Stored entries
-- Start --
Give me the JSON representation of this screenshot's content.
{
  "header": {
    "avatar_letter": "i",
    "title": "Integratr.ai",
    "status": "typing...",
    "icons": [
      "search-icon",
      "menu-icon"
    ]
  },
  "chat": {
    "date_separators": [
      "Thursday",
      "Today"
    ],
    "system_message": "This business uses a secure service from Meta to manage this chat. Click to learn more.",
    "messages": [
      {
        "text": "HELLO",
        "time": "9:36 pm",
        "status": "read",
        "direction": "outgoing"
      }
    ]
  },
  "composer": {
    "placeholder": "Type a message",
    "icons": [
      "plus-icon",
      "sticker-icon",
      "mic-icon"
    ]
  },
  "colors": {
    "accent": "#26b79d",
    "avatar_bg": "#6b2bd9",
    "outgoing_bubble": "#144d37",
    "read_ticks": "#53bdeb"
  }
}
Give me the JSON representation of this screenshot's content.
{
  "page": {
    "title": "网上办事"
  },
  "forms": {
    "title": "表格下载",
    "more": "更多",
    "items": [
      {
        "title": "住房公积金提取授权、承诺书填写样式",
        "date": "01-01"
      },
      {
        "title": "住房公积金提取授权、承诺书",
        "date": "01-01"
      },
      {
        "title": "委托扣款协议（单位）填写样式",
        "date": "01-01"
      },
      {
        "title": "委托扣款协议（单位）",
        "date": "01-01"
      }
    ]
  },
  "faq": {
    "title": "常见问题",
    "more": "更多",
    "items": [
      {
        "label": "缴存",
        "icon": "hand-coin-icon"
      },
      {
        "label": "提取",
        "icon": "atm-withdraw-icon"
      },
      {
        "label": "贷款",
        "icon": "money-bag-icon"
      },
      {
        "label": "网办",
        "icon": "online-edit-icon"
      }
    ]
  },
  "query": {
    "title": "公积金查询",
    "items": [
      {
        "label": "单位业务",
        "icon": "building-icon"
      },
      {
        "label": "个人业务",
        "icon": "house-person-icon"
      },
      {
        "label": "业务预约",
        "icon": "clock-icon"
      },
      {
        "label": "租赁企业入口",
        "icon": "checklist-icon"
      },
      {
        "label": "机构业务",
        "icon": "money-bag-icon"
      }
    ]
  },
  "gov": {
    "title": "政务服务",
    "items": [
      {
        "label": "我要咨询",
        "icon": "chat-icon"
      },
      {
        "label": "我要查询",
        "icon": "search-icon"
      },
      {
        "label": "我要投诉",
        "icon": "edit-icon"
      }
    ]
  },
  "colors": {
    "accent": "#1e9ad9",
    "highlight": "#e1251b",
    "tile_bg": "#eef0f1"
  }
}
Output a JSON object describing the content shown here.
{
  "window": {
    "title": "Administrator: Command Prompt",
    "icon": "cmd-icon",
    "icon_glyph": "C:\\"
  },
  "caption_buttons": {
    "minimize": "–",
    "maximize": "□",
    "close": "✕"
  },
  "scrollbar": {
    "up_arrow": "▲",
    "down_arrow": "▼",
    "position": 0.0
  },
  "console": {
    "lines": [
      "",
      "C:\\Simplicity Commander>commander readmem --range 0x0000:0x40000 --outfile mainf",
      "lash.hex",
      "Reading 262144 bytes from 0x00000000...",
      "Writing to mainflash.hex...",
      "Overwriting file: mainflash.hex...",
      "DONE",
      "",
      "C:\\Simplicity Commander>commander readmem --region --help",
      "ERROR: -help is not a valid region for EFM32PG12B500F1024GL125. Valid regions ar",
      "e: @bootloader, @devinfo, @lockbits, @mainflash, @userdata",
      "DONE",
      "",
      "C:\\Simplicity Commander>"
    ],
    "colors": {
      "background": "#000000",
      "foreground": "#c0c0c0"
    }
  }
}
-- End --
» **DO THIS**:
Look through the data above. Copy every line with the string "region" in it.

» **RESPONSE TO THIS EXERCISE**:
      "C:\\Simplicity Commander>commander readmem --region --help",
      "ERROR: -help is not a valid region for EFM32PG12B500F1024GL125. Valid regions ar",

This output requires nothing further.